What is the number of lines in these entries that include "About"? Write that number and no other text.
▼
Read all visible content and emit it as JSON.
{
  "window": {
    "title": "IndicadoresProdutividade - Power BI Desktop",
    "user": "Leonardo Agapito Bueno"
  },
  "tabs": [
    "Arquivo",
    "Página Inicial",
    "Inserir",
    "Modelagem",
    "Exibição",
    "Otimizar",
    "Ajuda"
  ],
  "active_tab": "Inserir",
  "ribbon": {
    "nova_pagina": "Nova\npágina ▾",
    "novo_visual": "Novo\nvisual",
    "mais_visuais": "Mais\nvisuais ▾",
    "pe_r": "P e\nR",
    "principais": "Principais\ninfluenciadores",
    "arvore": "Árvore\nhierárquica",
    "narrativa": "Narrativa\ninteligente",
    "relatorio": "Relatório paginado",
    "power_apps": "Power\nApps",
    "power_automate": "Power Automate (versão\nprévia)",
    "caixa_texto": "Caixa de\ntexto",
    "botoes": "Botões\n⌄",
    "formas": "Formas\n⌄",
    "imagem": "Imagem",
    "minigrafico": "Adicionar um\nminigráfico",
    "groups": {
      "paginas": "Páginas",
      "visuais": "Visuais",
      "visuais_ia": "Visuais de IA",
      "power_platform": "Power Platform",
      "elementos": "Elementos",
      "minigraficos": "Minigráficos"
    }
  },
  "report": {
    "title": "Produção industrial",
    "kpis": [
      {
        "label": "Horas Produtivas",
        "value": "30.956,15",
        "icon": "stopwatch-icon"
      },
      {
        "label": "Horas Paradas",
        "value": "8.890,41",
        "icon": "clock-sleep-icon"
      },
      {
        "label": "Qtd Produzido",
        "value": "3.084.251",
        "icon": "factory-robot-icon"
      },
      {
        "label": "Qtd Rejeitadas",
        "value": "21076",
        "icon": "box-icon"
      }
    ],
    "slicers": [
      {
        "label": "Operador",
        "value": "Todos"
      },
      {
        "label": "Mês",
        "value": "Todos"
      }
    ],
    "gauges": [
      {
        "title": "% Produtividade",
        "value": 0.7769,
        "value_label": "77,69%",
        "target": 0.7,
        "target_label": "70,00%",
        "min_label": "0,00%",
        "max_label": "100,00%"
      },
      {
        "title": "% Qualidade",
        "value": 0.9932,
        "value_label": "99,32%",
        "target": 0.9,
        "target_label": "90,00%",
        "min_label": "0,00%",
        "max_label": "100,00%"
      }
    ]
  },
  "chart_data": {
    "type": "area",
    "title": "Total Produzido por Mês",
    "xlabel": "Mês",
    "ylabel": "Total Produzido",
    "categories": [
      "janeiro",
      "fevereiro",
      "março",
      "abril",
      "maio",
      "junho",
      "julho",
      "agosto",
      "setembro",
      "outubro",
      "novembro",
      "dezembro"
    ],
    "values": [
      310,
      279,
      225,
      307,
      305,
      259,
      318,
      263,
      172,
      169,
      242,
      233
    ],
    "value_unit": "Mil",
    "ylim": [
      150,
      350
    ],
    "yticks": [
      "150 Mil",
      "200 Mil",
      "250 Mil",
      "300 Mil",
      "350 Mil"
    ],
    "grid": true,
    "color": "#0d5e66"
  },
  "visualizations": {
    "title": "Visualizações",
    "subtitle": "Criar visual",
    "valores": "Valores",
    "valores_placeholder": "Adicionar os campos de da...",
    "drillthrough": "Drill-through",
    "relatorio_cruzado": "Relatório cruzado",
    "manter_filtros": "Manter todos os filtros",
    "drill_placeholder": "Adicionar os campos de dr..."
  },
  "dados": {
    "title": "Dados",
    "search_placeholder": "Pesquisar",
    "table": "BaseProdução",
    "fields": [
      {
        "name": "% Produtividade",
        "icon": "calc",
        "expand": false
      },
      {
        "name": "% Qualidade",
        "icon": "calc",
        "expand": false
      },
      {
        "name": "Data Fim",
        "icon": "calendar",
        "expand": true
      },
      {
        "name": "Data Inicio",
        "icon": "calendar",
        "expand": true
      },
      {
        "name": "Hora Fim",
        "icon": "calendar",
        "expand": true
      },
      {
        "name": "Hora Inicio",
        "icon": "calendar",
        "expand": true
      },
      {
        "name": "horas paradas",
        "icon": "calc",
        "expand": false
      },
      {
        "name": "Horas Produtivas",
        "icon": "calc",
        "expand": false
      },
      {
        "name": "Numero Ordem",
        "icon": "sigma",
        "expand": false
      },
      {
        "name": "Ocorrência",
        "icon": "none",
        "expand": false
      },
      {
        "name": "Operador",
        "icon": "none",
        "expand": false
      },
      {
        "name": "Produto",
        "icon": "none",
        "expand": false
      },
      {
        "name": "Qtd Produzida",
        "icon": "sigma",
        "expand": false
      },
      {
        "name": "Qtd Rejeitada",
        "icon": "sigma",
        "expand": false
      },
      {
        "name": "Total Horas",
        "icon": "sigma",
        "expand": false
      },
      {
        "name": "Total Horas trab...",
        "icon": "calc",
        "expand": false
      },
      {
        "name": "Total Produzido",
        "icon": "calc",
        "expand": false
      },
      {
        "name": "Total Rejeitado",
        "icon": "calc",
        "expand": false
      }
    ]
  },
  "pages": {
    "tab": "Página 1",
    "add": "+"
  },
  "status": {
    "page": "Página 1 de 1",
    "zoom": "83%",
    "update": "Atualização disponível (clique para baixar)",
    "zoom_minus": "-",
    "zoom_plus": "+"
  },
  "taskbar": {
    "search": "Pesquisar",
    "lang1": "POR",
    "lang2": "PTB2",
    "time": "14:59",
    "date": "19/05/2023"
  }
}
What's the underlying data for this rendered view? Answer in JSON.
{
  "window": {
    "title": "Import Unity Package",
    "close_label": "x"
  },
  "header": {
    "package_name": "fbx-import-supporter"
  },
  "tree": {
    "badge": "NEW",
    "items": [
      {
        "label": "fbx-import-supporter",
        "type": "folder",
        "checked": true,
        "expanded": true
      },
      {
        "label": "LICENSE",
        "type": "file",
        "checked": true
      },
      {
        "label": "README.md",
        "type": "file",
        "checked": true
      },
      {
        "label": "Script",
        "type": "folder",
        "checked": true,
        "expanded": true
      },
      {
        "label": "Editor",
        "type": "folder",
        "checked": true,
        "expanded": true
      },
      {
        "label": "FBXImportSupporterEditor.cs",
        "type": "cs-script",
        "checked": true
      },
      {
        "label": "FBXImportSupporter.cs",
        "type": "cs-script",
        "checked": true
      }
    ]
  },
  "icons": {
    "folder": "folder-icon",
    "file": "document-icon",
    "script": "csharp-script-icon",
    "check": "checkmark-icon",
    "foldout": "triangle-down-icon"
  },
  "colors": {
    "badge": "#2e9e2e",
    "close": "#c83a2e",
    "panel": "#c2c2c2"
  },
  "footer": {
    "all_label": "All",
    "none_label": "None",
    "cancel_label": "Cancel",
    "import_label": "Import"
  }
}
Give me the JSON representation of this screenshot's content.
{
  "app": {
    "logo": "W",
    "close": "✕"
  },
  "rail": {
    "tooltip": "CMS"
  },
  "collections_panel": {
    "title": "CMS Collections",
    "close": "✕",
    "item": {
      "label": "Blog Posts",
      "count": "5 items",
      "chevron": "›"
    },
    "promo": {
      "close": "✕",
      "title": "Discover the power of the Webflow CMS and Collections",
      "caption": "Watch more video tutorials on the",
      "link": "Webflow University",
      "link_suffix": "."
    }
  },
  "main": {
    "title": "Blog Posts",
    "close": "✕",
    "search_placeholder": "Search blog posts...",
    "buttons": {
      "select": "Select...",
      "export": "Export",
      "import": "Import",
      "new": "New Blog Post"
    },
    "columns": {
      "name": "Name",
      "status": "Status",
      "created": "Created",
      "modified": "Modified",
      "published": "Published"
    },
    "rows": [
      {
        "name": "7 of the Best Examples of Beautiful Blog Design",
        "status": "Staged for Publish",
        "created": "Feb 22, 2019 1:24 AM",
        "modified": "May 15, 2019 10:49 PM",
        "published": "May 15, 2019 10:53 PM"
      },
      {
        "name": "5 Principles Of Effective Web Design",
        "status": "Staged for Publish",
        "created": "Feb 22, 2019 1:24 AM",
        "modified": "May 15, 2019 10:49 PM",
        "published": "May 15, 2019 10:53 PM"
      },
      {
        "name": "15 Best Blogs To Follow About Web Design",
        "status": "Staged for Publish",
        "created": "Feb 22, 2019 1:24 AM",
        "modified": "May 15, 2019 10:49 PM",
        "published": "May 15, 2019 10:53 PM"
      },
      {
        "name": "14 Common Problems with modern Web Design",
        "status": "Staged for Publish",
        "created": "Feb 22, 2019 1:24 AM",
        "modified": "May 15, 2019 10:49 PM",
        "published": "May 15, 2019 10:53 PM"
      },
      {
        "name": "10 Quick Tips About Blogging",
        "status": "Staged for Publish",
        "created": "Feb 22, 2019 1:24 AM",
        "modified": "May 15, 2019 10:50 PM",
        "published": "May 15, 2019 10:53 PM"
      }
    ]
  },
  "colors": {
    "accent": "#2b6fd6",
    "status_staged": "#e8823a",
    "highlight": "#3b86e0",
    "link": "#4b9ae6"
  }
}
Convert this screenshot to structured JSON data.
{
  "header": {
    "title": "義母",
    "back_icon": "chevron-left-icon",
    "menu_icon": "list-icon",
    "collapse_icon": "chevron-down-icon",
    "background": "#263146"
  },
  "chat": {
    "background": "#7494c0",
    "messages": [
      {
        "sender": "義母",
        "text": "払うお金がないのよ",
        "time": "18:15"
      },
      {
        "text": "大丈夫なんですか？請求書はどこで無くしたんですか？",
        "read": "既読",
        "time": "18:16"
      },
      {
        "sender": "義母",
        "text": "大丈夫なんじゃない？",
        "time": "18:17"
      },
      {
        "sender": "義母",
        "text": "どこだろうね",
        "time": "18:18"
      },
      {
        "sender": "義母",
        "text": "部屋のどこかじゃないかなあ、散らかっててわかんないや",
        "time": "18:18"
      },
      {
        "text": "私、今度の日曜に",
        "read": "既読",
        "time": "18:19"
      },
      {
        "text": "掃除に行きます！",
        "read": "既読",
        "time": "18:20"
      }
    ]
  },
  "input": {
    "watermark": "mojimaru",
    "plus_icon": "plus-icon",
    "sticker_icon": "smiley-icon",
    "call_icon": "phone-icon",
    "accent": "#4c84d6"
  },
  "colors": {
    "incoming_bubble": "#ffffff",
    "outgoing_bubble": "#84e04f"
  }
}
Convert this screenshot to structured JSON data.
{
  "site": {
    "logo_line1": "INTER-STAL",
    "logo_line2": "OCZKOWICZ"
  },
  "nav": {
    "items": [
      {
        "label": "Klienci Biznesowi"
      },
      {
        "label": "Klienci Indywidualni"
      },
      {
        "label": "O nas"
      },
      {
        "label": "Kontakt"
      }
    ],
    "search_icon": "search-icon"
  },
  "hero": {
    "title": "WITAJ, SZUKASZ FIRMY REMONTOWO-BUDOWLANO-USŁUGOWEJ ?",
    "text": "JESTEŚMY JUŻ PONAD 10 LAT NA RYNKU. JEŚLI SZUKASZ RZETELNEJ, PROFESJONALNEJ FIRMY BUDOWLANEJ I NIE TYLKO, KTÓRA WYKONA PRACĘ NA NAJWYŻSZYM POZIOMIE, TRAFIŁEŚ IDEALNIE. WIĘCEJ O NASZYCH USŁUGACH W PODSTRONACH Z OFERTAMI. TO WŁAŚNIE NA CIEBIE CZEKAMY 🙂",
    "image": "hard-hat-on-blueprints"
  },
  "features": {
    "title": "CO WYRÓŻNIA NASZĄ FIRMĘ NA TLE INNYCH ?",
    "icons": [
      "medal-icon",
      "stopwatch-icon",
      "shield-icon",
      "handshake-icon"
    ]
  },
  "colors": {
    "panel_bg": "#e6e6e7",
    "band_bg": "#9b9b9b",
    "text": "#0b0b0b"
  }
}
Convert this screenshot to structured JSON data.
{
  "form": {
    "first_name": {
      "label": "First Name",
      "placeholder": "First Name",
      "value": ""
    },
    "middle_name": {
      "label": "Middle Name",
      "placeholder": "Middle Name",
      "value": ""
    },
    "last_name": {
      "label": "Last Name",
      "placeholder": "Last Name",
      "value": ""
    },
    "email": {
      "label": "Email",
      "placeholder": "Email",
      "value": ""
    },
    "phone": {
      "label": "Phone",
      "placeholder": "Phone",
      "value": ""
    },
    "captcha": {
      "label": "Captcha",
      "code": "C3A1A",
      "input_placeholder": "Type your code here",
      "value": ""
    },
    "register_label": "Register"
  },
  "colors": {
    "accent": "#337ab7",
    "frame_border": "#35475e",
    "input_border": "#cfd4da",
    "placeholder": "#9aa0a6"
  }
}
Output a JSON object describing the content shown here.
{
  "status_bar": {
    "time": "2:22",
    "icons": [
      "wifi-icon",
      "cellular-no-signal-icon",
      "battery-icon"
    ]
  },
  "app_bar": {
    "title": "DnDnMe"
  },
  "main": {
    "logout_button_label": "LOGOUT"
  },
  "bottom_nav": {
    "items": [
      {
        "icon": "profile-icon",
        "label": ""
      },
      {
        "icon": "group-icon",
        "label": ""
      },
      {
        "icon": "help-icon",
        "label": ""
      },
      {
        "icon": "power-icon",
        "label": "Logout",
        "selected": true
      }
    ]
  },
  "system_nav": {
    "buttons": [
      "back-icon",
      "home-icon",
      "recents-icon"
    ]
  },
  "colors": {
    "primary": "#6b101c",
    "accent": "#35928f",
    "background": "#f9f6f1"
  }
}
▲
[ANSWER FOR THIS EXERCISE] 2